REQUEST: Give back the whole listing exactly as shown.
..........
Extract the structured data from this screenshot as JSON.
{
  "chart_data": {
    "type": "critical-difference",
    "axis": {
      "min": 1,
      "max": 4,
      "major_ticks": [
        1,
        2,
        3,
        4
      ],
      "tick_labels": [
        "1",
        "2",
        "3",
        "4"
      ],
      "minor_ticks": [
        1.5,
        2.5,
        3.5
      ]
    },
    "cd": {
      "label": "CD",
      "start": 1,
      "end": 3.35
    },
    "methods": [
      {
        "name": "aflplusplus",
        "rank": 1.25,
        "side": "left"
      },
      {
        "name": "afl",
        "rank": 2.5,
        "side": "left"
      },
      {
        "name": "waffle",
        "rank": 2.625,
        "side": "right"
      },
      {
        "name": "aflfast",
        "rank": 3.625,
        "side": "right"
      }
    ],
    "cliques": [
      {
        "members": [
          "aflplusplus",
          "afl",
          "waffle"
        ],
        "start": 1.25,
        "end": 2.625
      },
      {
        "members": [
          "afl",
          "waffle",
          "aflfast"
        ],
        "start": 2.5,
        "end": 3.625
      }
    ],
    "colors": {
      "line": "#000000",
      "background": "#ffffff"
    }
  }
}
..........
FINAL RESULT:
Extract the structured data from this screenshot as JSON.
{
  "chart_data": {
    "type": "critical-difference",
    "axis": {
      "min": 1,
      "max": 4,
      "major_ticks": [
        1,
        2,
        3,
        4
      ],
      "tick_labels": [
        "1",
        "2",
        "3",
        "4"
      ],
      "minor_ticks": [
        1.5,
        2.5,
        3.5
      ]
    },
    "cd": {
      "label": "CD",
      "start": 1,
      "end": 3.35
    },
    "methods": [
      {
        "name": "aflplusplus",
        "rank": 1.25,
        "side": "left"
      },
      {
        "name": "afl",
        "rank": 2.5,
        "side": "left"
      },
      {
        "name": "waffle",
        "rank": 2.625,
        "side": "right"
      },
      {
        "name": "aflfast",
        "rank": 3.625,
        "side": "right"
      }
    ],
    "cliques": [
      {
        "members": [
          "aflplusplus",
          "afl",
          "waffle"
        ],
        "start": 1.25,
        "end": 2.625
      },
      {
        "members": [
          "afl",
          "waffle",
          "aflfast"
        ],
        "start": 2.5,
        "end": 3.625
      }
    ],
    "colors": {
      "line": "#000000",
      "background": "#ffffff"
    }
  }
}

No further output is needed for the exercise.